## Material provided
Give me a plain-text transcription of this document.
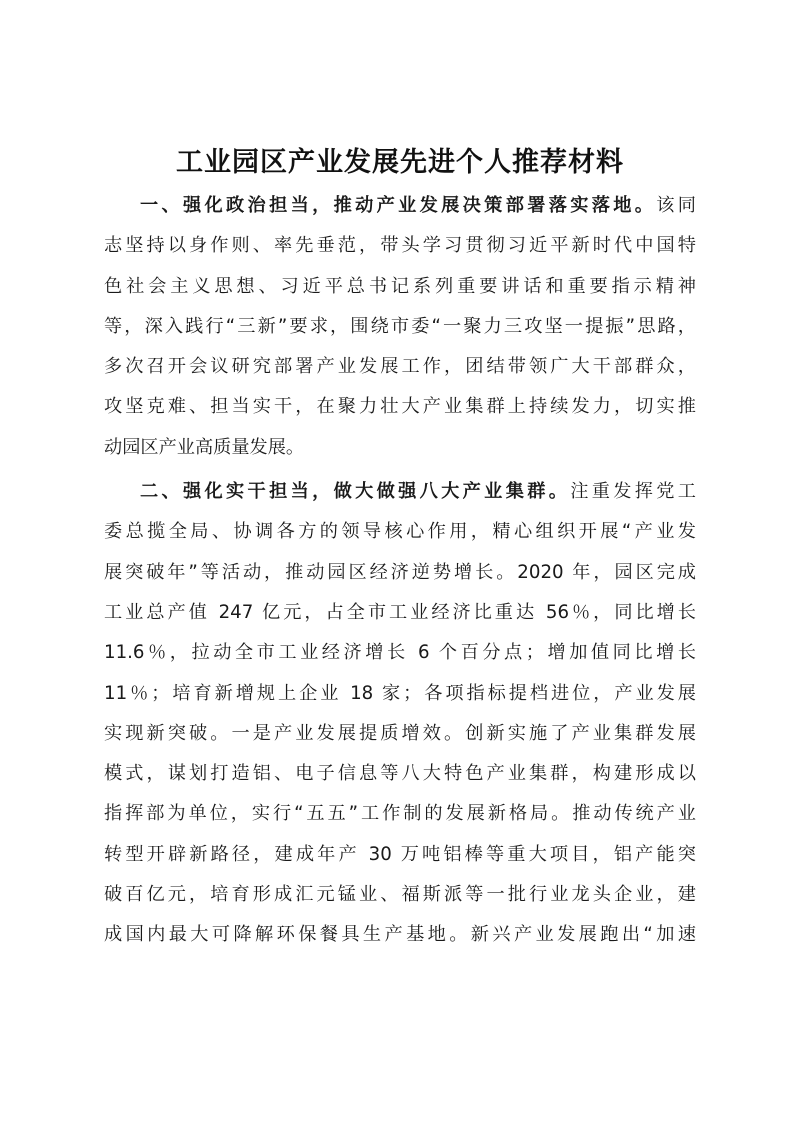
工业园区产业发展先进个人推荐材料

一、强化政治担当，推动产业发展决策部署落实落地。该同
志坚持以身作则、率先垂范，带头学习贯彻习近平新时代中国特
色社会主义思想、习近平总书记系列重要讲话和重要指示精神
等，深入践行“三新”要求，围绕市委“一聚力三攻坚一提振”思路，
多次召开会议研究部署产业发展工作，团结带领广大干部群众，
攻坚克难、担当实干，在聚力壮大产业集群上持续发力，切实推
动园区产业高质量发展。

二、强化实干担当，做大做强八大产业集群。注重发挥党工
委总揽全局、协调各方的领导核心作用，精心组织开展“产业发
展突破年”等活动，推动园区经济逆势增长。2020 年，园区完成
工业总产值 247 亿元，占全市工业经济比重达 56％，同比增长
11.6％，拉动全市工业经济增长 6 个百分点；增加值同比增长
11％；培育新增规上企业 18 家；各项指标提档进位，产业发展
实现新突破。一是产业发展提质增效。创新实施了产业集群发展
模式，谋划打造铝、电子信息等八大特色产业集群，构建形成以
指挥部为单位，实行“五五”工作制的发展新格局。推动传统产业
转型开辟新路径，建成年产 30 万吨铝棒等重大项目，铝产能突
破百亿元，培育形成汇元锰业、福斯派等一批行业龙头企业，建
成国内最大可降解环保餐具生产基地。新兴产业发展跑出“加速
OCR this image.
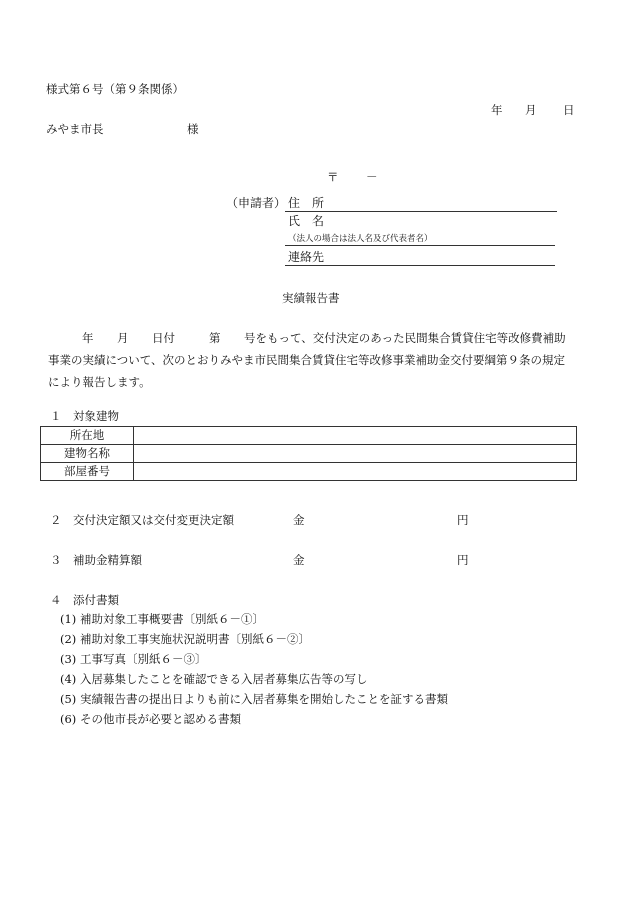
様式第６号（第９条関係）
年 月 日
みやま市長	様
〒 －
（申請者） 住　所
氏　名
（法人の場合は法人名及び代表者名）
連絡先
実績報告書
年 月 日付	第 号をもって、交付決定のあった民間集合賃貸住宅等改修費補助
事業の実績について、次のとおりみやま市民間集合賃貸住宅等改修事業補助金交付要綱第９条の規定
により報告します。
１　対象建物
所在地	
建物名称	
部屋番号	
２　交付決定額又は交付変更決定額	金	円
３　補助金精算額	金	円
４　添付書類
(1) 補助対象工事概要書〔別紙６－①〕
(2) 補助対象工事実施状況説明書〔別紙６－②〕
(3) 工事写真〔別紙６－③〕
(4) 入居募集したことを確認できる入居者募集広告等の写し
(5) 実績報告書の提出日よりも前に入居者募集を開始したことを証する書類
(6) その他市長が必要と認める書類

## Given task
Count each line of the data where the word "this" appears, then reply with the total only.

## Task answer
2